» **Requirements**
Keep only those lines of the records that include the string "brown".

BEGIN Provided records

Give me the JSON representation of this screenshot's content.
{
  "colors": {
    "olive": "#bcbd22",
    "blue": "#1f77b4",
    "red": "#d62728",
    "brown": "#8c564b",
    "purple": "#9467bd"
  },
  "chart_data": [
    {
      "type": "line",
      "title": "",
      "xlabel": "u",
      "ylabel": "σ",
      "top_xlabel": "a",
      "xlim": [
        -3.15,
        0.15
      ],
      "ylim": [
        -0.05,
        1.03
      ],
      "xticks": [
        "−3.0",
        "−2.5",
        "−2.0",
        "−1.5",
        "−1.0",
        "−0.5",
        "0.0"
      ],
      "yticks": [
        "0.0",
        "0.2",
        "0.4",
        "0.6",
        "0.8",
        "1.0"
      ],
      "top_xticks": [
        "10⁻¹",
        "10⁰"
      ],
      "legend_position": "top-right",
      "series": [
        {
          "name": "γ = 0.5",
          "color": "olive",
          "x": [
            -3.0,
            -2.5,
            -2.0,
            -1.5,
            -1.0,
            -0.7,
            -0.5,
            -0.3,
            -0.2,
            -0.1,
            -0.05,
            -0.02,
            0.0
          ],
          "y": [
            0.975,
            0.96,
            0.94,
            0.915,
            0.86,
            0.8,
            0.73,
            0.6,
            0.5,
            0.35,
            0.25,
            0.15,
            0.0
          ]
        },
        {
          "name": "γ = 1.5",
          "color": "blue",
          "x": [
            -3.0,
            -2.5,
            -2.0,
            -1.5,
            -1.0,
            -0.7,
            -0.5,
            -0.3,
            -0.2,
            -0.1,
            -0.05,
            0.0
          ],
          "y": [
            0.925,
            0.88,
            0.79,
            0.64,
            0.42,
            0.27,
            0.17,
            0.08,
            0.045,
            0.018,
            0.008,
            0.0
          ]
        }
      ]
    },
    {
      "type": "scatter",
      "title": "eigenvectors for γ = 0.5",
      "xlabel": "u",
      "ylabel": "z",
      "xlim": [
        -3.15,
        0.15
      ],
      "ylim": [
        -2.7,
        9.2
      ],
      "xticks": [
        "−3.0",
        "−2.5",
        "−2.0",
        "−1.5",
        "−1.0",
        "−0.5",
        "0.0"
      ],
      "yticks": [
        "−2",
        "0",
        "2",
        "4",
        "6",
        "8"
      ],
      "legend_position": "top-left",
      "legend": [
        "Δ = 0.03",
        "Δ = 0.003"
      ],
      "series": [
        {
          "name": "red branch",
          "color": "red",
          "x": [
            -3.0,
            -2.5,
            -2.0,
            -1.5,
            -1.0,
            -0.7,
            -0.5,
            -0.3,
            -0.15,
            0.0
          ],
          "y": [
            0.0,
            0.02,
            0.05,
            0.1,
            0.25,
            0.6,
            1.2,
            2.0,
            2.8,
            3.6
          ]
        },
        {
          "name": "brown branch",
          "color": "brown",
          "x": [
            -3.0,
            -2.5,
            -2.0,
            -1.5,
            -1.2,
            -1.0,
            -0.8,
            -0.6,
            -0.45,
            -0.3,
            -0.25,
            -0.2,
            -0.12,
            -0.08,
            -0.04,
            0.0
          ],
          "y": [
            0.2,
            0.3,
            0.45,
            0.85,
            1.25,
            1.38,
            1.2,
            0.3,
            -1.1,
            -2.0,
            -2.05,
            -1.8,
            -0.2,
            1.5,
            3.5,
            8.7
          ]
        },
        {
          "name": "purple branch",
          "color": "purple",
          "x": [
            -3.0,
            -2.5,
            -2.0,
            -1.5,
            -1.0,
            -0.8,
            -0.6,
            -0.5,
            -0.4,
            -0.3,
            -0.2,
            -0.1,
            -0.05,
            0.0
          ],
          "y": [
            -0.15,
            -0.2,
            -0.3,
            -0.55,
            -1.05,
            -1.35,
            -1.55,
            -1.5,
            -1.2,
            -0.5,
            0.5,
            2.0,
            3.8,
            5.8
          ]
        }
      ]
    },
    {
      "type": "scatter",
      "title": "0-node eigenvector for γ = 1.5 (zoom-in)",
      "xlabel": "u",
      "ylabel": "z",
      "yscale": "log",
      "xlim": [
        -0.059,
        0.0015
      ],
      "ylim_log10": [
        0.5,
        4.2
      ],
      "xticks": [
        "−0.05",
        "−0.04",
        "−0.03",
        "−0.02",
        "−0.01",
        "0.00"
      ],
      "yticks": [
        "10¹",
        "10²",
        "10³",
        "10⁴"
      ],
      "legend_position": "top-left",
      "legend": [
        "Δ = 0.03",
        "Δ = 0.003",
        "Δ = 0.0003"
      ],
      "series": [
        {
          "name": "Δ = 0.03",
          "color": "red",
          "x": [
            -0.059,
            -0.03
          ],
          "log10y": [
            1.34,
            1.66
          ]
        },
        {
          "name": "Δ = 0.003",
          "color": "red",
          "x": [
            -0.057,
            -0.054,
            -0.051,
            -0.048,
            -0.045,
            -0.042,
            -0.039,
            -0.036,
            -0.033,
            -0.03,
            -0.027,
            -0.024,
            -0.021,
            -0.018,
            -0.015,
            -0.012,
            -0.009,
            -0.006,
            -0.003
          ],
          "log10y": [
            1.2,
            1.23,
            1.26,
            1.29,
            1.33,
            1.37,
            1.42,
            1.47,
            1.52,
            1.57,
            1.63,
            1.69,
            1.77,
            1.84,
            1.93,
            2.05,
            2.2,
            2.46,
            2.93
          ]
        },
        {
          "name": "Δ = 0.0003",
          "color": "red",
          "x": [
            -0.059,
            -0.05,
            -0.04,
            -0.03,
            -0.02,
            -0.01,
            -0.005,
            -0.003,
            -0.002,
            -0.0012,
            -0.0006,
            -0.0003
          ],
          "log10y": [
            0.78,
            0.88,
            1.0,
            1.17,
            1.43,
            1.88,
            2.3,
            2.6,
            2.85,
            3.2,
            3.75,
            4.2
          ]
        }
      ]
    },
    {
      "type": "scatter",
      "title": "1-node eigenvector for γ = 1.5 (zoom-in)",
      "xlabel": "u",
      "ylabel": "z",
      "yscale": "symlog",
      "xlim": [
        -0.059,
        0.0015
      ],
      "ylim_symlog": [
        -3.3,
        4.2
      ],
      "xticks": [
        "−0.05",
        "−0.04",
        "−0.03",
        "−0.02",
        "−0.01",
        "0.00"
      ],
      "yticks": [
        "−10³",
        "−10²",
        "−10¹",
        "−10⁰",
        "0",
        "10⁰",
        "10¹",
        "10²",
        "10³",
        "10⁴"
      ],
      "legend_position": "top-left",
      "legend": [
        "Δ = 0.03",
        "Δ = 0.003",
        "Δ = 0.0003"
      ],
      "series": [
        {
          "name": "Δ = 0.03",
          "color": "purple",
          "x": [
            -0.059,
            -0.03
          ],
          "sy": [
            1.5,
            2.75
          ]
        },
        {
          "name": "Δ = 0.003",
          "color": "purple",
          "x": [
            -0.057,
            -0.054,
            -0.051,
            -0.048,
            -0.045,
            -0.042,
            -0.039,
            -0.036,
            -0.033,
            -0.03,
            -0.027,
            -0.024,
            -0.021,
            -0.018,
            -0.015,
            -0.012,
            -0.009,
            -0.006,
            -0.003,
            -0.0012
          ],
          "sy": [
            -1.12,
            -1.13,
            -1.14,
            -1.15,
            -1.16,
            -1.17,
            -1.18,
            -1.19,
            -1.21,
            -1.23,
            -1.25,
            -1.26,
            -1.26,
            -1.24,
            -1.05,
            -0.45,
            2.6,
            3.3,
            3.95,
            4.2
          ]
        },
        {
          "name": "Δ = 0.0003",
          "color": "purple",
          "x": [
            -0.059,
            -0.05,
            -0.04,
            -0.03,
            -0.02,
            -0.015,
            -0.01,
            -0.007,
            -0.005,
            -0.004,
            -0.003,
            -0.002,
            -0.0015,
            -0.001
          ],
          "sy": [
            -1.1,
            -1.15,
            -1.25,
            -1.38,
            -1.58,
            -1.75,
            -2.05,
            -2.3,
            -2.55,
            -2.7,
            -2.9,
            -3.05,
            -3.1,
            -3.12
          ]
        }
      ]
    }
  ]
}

END Provided records

» **Response to this task**
    "brown": "#8c564b",
          "name": "brown branch",
          "color": "brown",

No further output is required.